● Goal: Begin at the line that has "signature-date: 2021 年" and stop after the line that has "267, 552, 317]". Reproduce only those lines with "signature-company" substituted by "signing-company" and everything else unchanged.

+-------+

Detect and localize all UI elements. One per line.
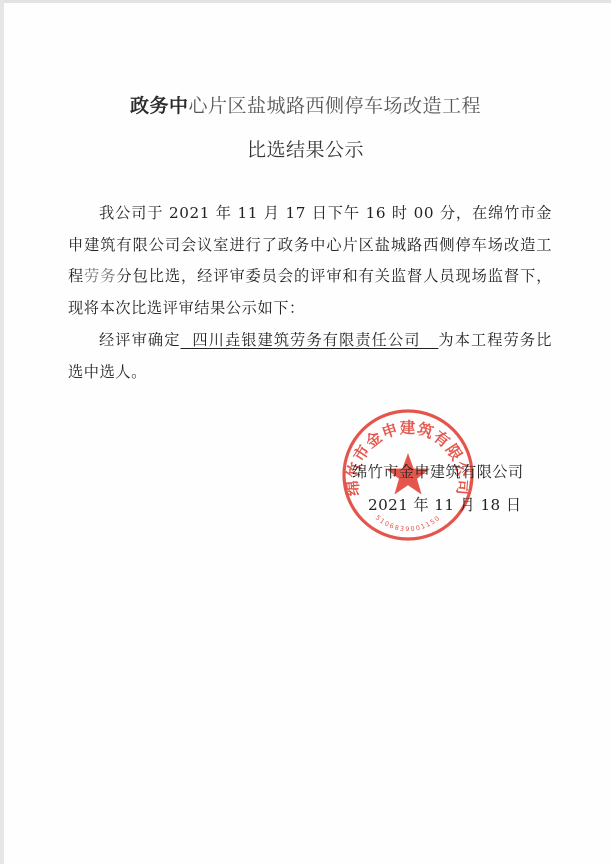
signature-date: 2021 年 11 月 18 日 bbox=[368, 494, 521, 515]
paragraph1-text-faint: 劳务 bbox=[84, 267, 116, 285]
seal-serial-number: 5106839001150 bbox=[374, 514, 442, 534]
body-paragraph-1: 我公司于 2021 年 11 月 17 日下午 16 时 00 分，在绵竹市金申… bbox=[68, 198, 552, 324]
document-page bbox=[4, 3, 611, 864]
body-paragraph-2: 经评审确定 四川垚银建筑劳务有限责任公司 为本工程劳务比选中选人。 bbox=[68, 325, 552, 388]
paragraph2-prefix: 经评审确定 bbox=[99, 331, 181, 349]
title-regular-part: 心片区盐城路西侧停车场改造工程 bbox=[189, 95, 482, 117]
winner-company-name: 四川垚银建筑劳务有限责任公司 bbox=[181, 331, 439, 349]
document-title: 政务中心片区盐城路西侧停车场改造工程 bbox=[0, 91, 611, 118]
svg-text:5106839001150: 5106839001150 bbox=[374, 514, 442, 534]
title-bold-part: 政务中 bbox=[130, 95, 189, 117]
document-subtitle: 比选结果公示 bbox=[0, 135, 611, 162]
signature-company: 绵竹市金申建筑有限公司 bbox=[352, 461, 523, 482]
paragraph1-text-b: 分包比选，经评审委员会的评审和有关监督人员现场监督下，现将本次比选评审结果公示如… bbox=[68, 267, 552, 317]
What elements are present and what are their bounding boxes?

+-------+

● Solution for this problem:
signature-date: 2021 年 11 月 18 日 bbox=[368, 494, 521, 515]
paragraph1-text-faint: 劳务 bbox=[84, 267, 116, 285]
seal-serial-number: 5106839001150 bbox=[374, 514, 442, 534]
body-paragraph-1: 我公司于 2021 年 11 月 17 日下午 16 时 00 分，在绵竹市金申… bbox=[68, 198, 552, 324]
document-page bbox=[4, 3, 611, 864]
body-paragraph-2: 经评审确定 四川垚银建筑劳务有限责任公司 为本工程劳务比选中选人。 bbox=[68, 325, 552, 388]
paragraph2-prefix: 经评审确定 bbox=[99, 331, 181, 349]
title-regular-part: 心片区盐城路西侧停车场改造工程 bbox=[189, 95, 482, 117]
winner-company-name: 四川垚银建筑劳务有限责任公司 bbox=[181, 331, 439, 349]
document-title: 政务中心片区盐城路西侧停车场改造工程 bbox=[0, 91, 611, 118]
svg-text:5106839001150: 5106839001150 bbox=[374, 514, 442, 534]
title-bold-part: 政务中 bbox=[130, 95, 189, 117]
document-subtitle: 比选结果公示 bbox=[0, 135, 611, 162]
signing-company: 绵竹市金申建筑有限公司 bbox=[352, 461, 523, 482]
paragraph1-text-b: 分包比选，经评审委员会的评审和有关监督人员现场监督下，现将本次比选评审结果公示如… bbox=[68, 267, 552, 317]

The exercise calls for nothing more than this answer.